#### [TASK BRIEF]
Pick out each line of the records in which the word "المعروف" appears.

Records contained in a dataset:
<<<<

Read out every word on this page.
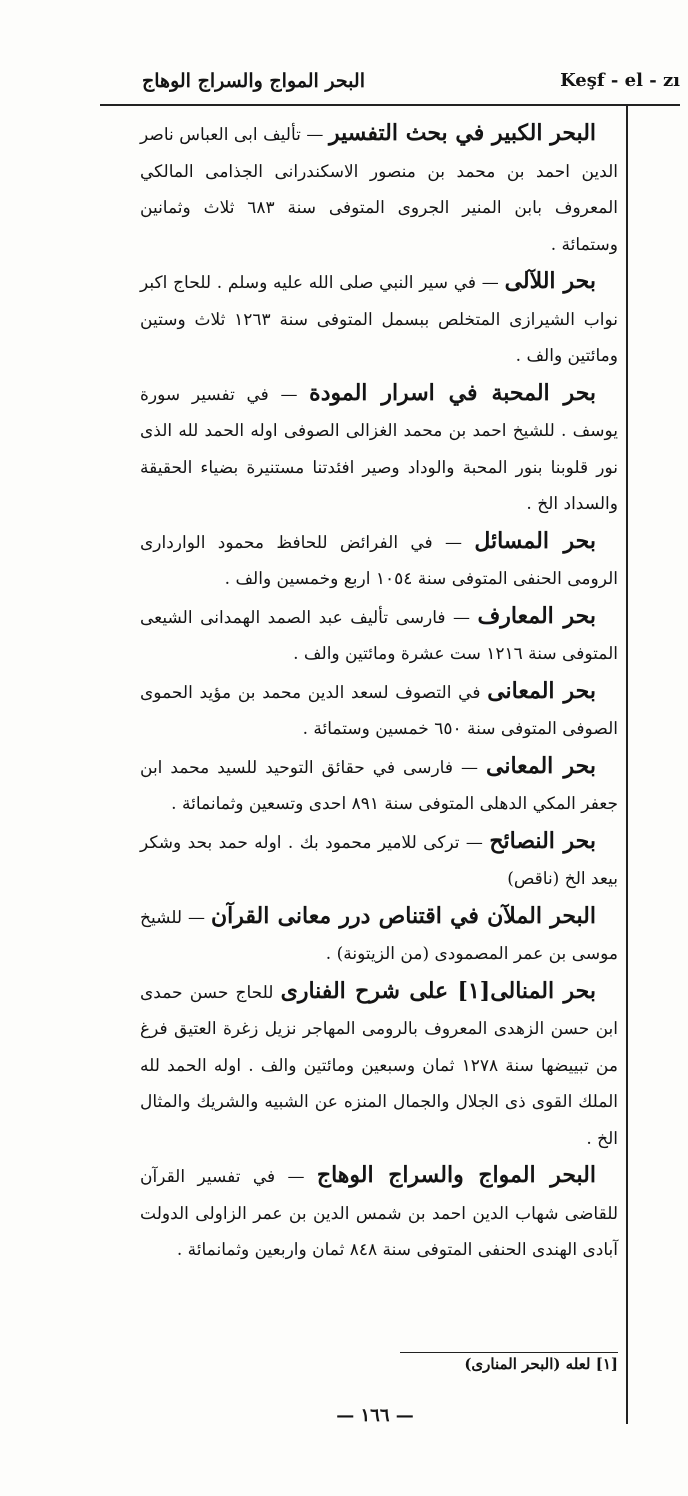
Keşf - el - zı
البحر المواج والسراج الوهاج

البحر الكبير في بحث التفسير — تأليف ابى العباس ناصر الدين احمد بن محمد بن منصور الاسكندرانى الجذامى المالكي المعروف بابن المنير الجروى المتوفى سنة ٦٨٣ ثلاث وثمانين وستمائة .

بحر اللآلى — في سير النبي صلى الله عليه وسلم . للحاج اكبر نواب الشيرازى المتخلص ببسمل المتوفى سنة ١٢٦٣ ثلاث وستين ومائتين والف .

بحر المحبة في اسرار المودة — في تفسير سورة يوسف . للشيخ احمد بن محمد الغزالى الصوفى اوله الحمد لله الذى نور قلوبنا بنور المحبة والوداد وصير افئدتنا مستنيرة بضياء الحقيقة والسداد الخ .

بحر المسائل — في الفرائض للحافظ محمود الواردارى الرومى الحنفى المتوفى سنة ١٠٥٤ اربع وخمسين والف .

بحر المعارف — فارسى تأليف عبد الصمد الهمدانى الشيعى المتوفى سنة ١٢١٦ ست عشرة ومائتين والف .

بحر المعانى في التصوف لسعد الدين محمد بن مؤيد الحموى الصوفى المتوفى سنة ٦٥٠ خمسين وستمائة .

بحر المعانى — فارسى في حقائق التوحيد للسيد محمد ابن جعفر المكي الدهلى المتوفى سنة ٨٩١ احدى وتسعين وثمانمائة .

بحر النصائح — تركى للامير محمود بك . اوله حمد بحد وشكر بيعد الخ (ناقص)

البحر الملآن في اقتناص درر معانى القرآن — للشيخ موسى بن عمر المصمودى (من الزيتونة) .

بحر المنالى[١] على شرح الفنارى للحاج حسن حمدى ابن حسن الزهدى المعروف بالرومى المهاجر نزيل زغرة العتيق فرغ من تبييضها سنة ١٢٧٨ ثمان وسبعين ومائتين والف . اوله الحمد لله الملك القوى ذى الجلال والجمال المنزه عن الشبيه والشريك والمثال الخ .

البحر المواج والسراج الوهاج — في تفسير القرآن للقاضى شهاب الدين احمد بن شمس الدين بن عمر الزاولى الدولت آبادى الهندى الحنفى المتوفى سنة ٨٤٨ ثمان واربعين وثمانمائة .

[١] لعله (البحر المنارى)
— ١٦٦ —
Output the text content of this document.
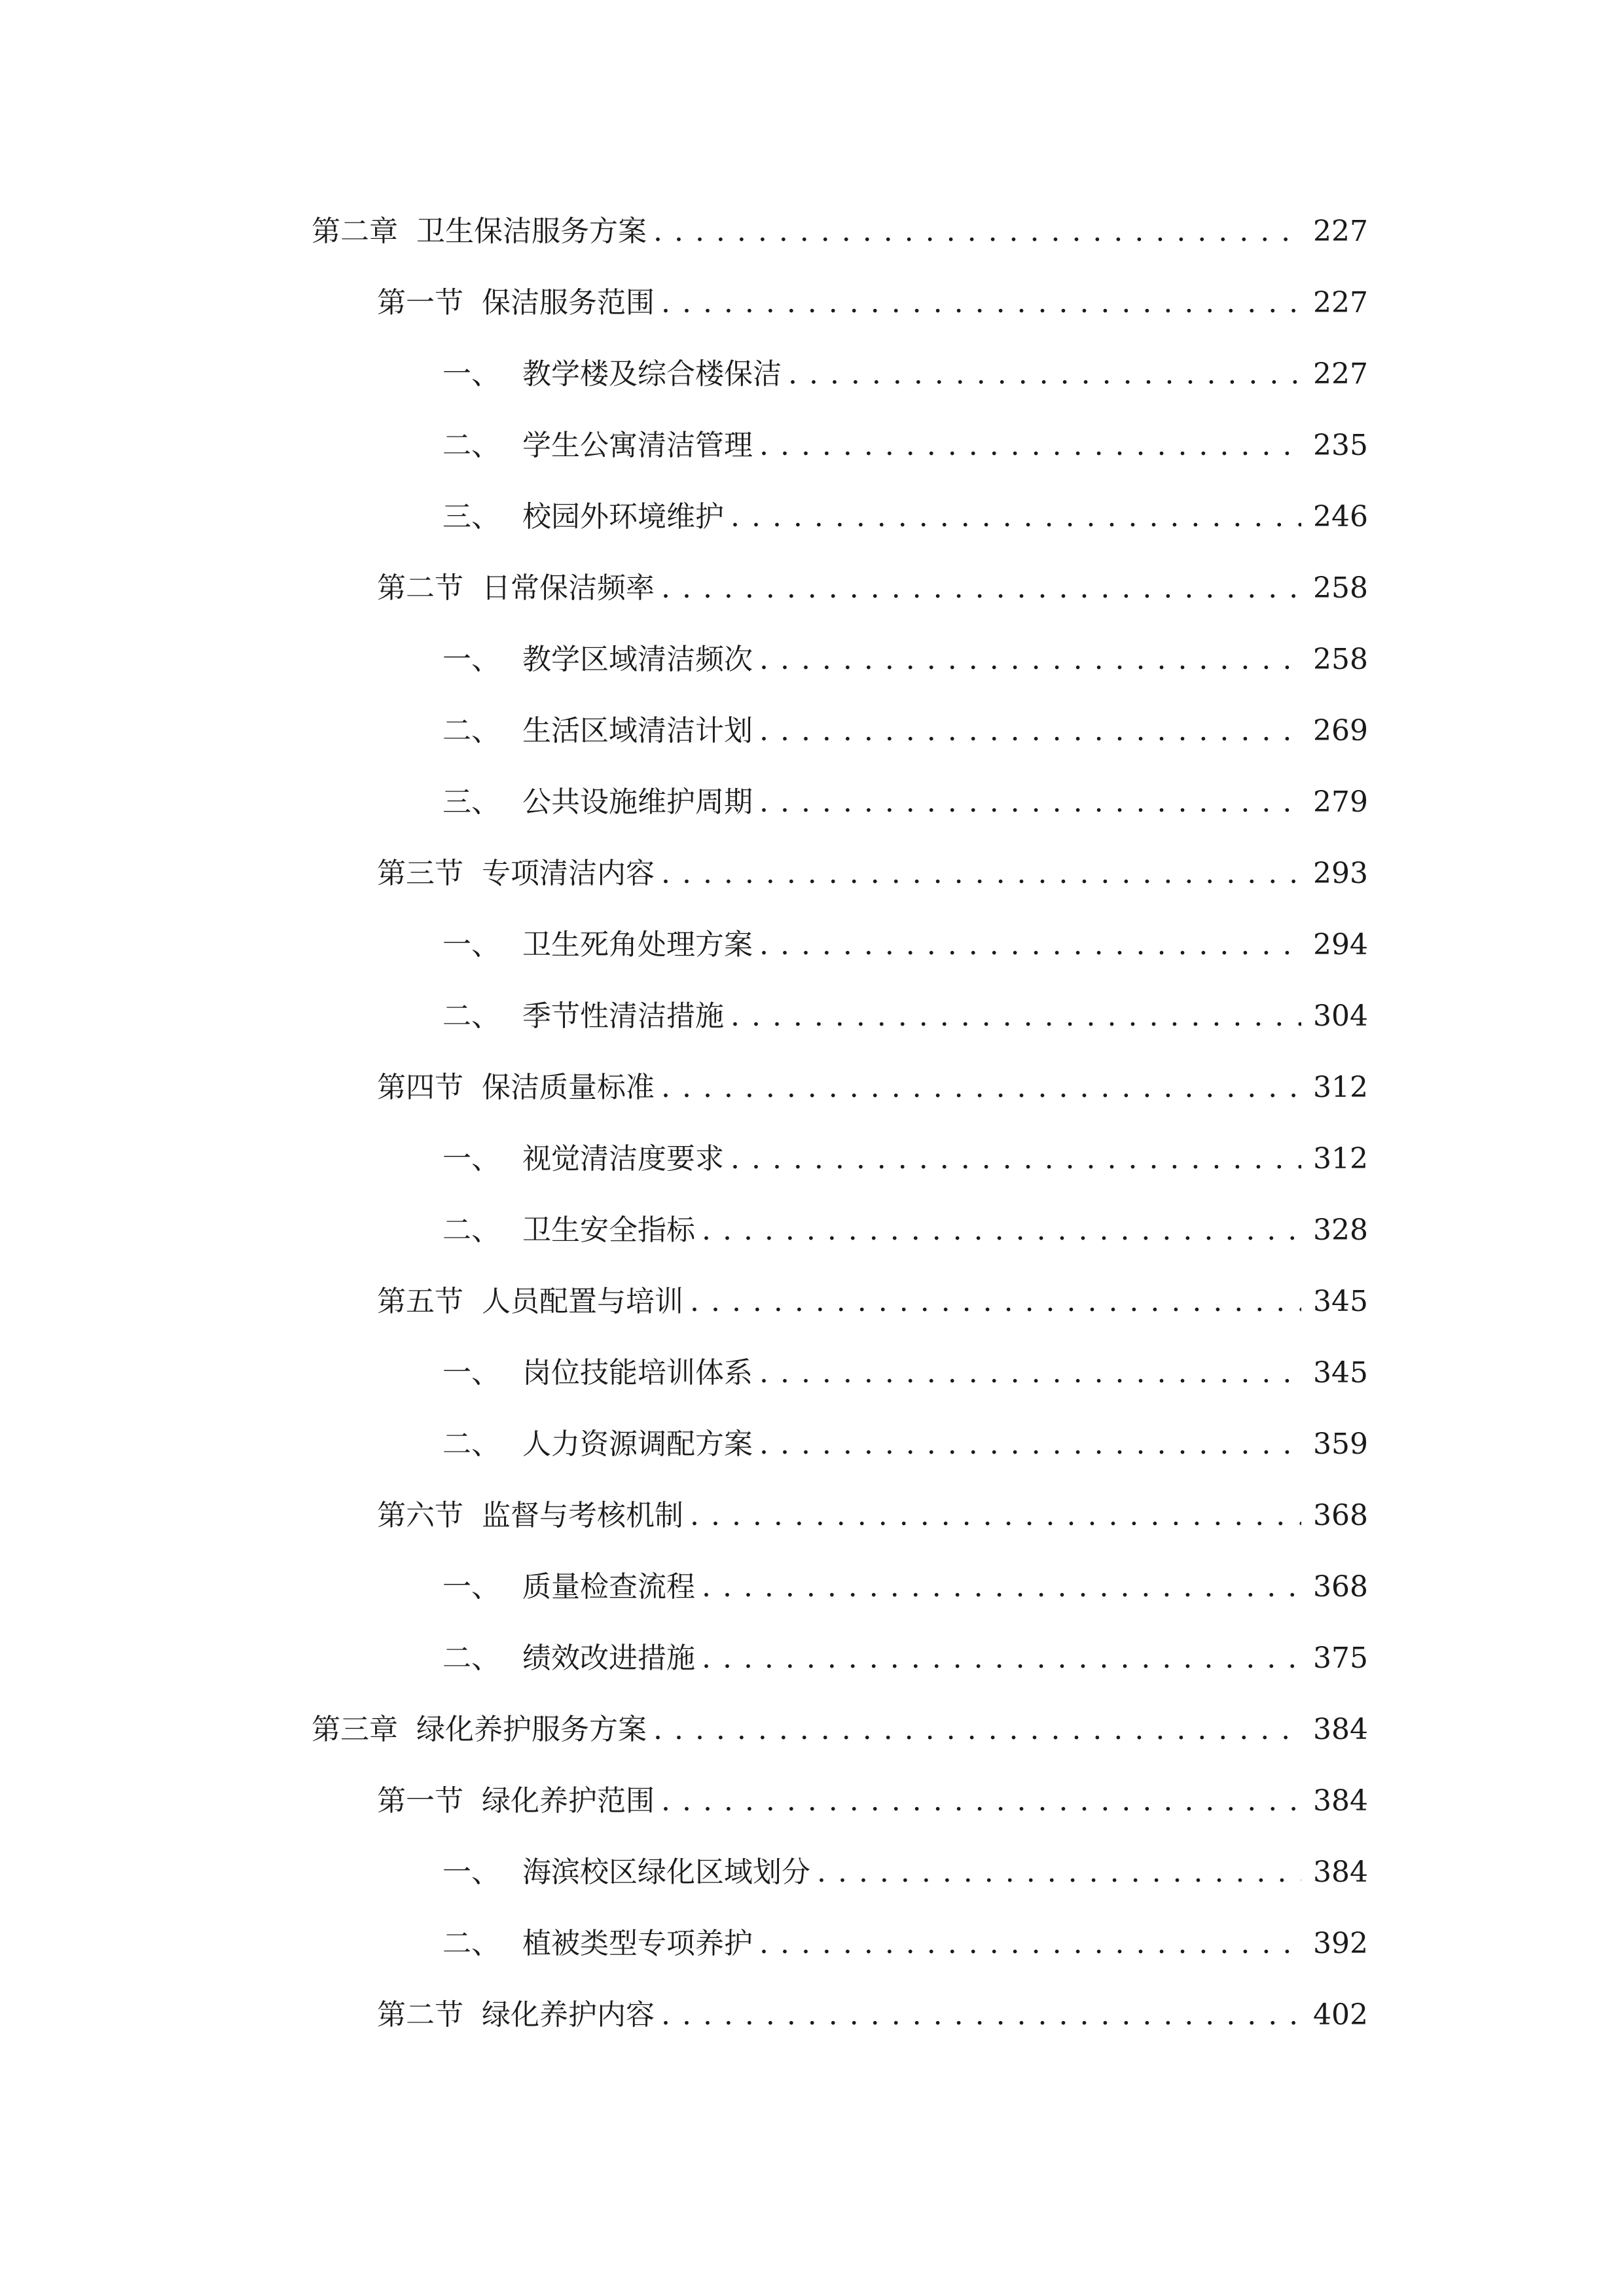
第二章 卫生保洁服务方案 . . .	227
第一节 保洁服务范围 . . .	227
一、 教学楼及综合楼保洁 . . .	227
二、 学生公寓清洁管理 . . .	235
三、 校园外环境维护 . . .	246
第二节 日常保洁频率 . . .	258
一、 教学区域清洁频次 . . .	258
二、 生活区域清洁计划 . . .	269
三、 公共设施维护周期 . . .	279
第三节 专项清洁内容 . . .	293
一、 卫生死角处理方案 . . .	294
二、 季节性清洁措施 . . .	304
第四节 保洁质量标准 . . .	312
一、 视觉清洁度要求 . . .	312
二、 卫生安全指标 . . .	328
第五节 人员配置与培训 . . .	345
一、 岗位技能培训体系 . . .	345
二、 人力资源调配方案 . . .	359
第六节 监督与考核机制 . . .	368
一、 质量检查流程 . . .	368
二、 绩效改进措施 . . .	375
第三章 绿化养护服务方案 . . .	384
第一节 绿化养护范围 . . .	384
一、 海滨校区绿化区域划分 . . .	384
二、 植被类型专项养护 . . .	392
第二节 绿化养护内容 . . .	402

>>>>

#### [ANSWER IN FULL]
البحر الكبير في بحث التفسير — تأليف ابى العباس ناصر الدين احمد بن محمد بن منصور الاسكندرانى الجذامى المالكي المعروف بابن المنير الجروى المتوفى سنة ٦٨٣ ثلاث وثمانين وستمائة .
بحر المنالى[١] على شرح الفنارى للحاج حسن حمدى ابن حسن الزهدى المعروف بالرومى المهاجر نزيل زغرة العتيق فرغ من تبييضها سنة ١٢٧٨ ثمان وسبعين ومائتين والف . اوله الحمد لله الملك القوى ذى الجلال والجمال المنزه عن الشبيه والشريك والمثال الخ .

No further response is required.